Given exercise: Beneath this task is a listing; retype all of it exactly.

Entries provided:

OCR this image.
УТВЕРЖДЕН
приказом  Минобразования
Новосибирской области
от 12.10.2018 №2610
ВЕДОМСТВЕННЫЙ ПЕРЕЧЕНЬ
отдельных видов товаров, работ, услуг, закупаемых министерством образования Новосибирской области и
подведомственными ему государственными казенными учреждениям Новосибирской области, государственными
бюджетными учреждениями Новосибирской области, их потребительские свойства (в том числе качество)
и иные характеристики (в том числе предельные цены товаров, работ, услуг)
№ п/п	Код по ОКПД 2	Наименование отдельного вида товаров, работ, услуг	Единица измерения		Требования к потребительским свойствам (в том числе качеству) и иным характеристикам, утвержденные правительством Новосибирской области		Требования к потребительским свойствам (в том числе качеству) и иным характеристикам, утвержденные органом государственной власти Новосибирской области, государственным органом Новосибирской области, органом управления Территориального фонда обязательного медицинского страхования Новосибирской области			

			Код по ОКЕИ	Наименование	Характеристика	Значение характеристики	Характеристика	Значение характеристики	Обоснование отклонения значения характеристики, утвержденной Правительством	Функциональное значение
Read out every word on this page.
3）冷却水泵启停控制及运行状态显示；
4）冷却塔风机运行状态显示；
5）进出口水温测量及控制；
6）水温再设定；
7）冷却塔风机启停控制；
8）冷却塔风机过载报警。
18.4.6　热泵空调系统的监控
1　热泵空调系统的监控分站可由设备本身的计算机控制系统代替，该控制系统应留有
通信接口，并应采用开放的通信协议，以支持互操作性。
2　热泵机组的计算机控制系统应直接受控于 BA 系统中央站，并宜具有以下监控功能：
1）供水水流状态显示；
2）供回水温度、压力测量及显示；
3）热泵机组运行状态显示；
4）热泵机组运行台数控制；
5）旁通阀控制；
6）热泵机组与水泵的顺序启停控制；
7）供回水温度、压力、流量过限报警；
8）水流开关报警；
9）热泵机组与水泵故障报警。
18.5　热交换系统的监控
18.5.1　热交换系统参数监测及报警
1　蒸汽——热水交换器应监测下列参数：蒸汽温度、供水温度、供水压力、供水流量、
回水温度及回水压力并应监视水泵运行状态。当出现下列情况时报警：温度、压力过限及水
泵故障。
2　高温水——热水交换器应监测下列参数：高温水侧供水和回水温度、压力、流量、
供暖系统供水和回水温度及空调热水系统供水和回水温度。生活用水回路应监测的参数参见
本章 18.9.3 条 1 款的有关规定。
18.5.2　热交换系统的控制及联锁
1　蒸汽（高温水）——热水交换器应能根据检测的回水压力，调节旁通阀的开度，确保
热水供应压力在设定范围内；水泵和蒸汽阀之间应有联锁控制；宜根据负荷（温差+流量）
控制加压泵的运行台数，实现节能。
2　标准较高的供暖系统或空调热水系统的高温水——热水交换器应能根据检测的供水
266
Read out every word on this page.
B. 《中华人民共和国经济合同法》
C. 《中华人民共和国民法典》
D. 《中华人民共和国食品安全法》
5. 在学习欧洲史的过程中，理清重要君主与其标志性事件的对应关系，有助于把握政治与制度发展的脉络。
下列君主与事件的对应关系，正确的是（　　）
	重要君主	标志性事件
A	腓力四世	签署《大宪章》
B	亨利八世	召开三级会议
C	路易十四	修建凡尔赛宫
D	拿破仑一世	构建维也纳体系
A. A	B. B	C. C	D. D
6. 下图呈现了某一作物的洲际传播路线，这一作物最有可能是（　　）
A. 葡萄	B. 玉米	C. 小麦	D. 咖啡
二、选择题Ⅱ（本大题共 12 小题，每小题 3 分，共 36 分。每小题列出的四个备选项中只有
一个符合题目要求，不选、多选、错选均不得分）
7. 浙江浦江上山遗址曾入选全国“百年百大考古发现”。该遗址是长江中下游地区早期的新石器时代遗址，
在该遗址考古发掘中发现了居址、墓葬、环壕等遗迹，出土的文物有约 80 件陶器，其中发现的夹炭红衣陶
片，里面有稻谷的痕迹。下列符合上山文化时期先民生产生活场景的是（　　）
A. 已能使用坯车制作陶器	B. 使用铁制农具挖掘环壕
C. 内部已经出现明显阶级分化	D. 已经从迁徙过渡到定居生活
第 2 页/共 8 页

Exercise result:
OCR this image.
УТВЕРЖДЕН
приказом  Минобразования
Новосибирской области
от 12.10.2018 №2610
ВЕДОМСТВЕННЫЙ ПЕРЕЧЕНЬ
отдельных видов товаров, работ, услуг, закупаемых министерством образования Новосибирской области и
подведомственными ему государственными казенными учреждениям Новосибирской области, государственными
бюджетными учреждениями Новосибирской области, их потребительские свойства (в том числе качество)
и иные характеристики (в том числе предельные цены товаров, работ, услуг)
№ п/п	Код по ОКПД 2	Наименование отдельного вида товаров, работ, услуг	Единица измерения		Требования к потребительским свойствам (в том числе качеству) и иным характеристикам, утвержденные правительством Новосибирской области		Требования к потребительским свойствам (в том числе качеству) и иным характеристикам, утвержденные органом государственной власти Новосибирской области, государственным органом Новосибирской области, органом управления Территориального фонда обязательного медицинского страхования Новосибирской области			

			Код по ОКЕИ	Наименование	Характеристика	Значение характеристики	Характеристика	Значение характеристики	Обоснование отклонения значения характеристики, утвержденной Правительством	Функциональное значение
Read out every word on this page.
3）冷却水泵启停控制及运行状态显示；
4）冷却塔风机运行状态显示；
5）进出口水温测量及控制；
6）水温再设定；
7）冷却塔风机启停控制；
8）冷却塔风机过载报警。
18.4.6　热泵空调系统的监控
1　热泵空调系统的监控分站可由设备本身的计算机控制系统代替，该控制系统应留有
通信接口，并应采用开放的通信协议，以支持互操作性。
2　热泵机组的计算机控制系统应直接受控于 BA 系统中央站，并宜具有以下监控功能：
1）供水水流状态显示；
2）供回水温度、压力测量及显示；
3）热泵机组运行状态显示；
4）热泵机组运行台数控制；
5）旁通阀控制；
6）热泵机组与水泵的顺序启停控制；
7）供回水温度、压力、流量过限报警；
8）水流开关报警；
9）热泵机组与水泵故障报警。
18.5　热交换系统的监控
18.5.1　热交换系统参数监测及报警
1　蒸汽——热水交换器应监测下列参数：蒸汽温度、供水温度、供水压力、供水流量、
回水温度及回水压力并应监视水泵运行状态。当出现下列情况时报警：温度、压力过限及水
泵故障。
2　高温水——热水交换器应监测下列参数：高温水侧供水和回水温度、压力、流量、
供暖系统供水和回水温度及空调热水系统供水和回水温度。生活用水回路应监测的参数参见
本章 18.9.3 条 1 款的有关规定。
18.5.2　热交换系统的控制及联锁
1　蒸汽（高温水）——热水交换器应能根据检测的回水压力，调节旁通阀的开度，确保
热水供应压力在设定范围内；水泵和蒸汽阀之间应有联锁控制；宜根据负荷（温差+流量）
控制加压泵的运行台数，实现节能。
2　标准较高的供暖系统或空调热水系统的高温水——热水交换器应能根据检测的供水
266
Read out every word on this page.
B. 《中华人民共和国经济合同法》
C. 《中华人民共和国民法典》
D. 《中华人民共和国食品安全法》
5. 在学习欧洲史的过程中，理清重要君主与其标志性事件的对应关系，有助于把握政治与制度发展的脉络。
下列君主与事件的对应关系，正确的是（　　）
	重要君主	标志性事件
A	腓力四世	签署《大宪章》
B	亨利八世	召开三级会议
C	路易十四	修建凡尔赛宫
D	拿破仑一世	构建维也纳体系
A. A	B. B	C. C	D. D
6. 下图呈现了某一作物的洲际传播路线，这一作物最有可能是（　　）
A. 葡萄	B. 玉米	C. 小麦	D. 咖啡
二、选择题Ⅱ（本大题共 12 小题，每小题 3 分，共 36 分。每小题列出的四个备选项中只有
一个符合题目要求，不选、多选、错选均不得分）
7. 浙江浦江上山遗址曾入选全国“百年百大考古发现”。该遗址是长江中下游地区早期的新石器时代遗址，
在该遗址考古发掘中发现了居址、墓葬、环壕等遗迹，出土的文物有约 80 件陶器，其中发现的夹炭红衣陶
片，里面有稻谷的痕迹。下列符合上山文化时期先民生产生活场景的是（　　）
A. 已能使用坯车制作陶器	B. 使用铁制农具挖掘环壕
C. 内部已经出现明显阶级分化	D. 已经从迁徙过渡到定居生活
第 2 页/共 8 页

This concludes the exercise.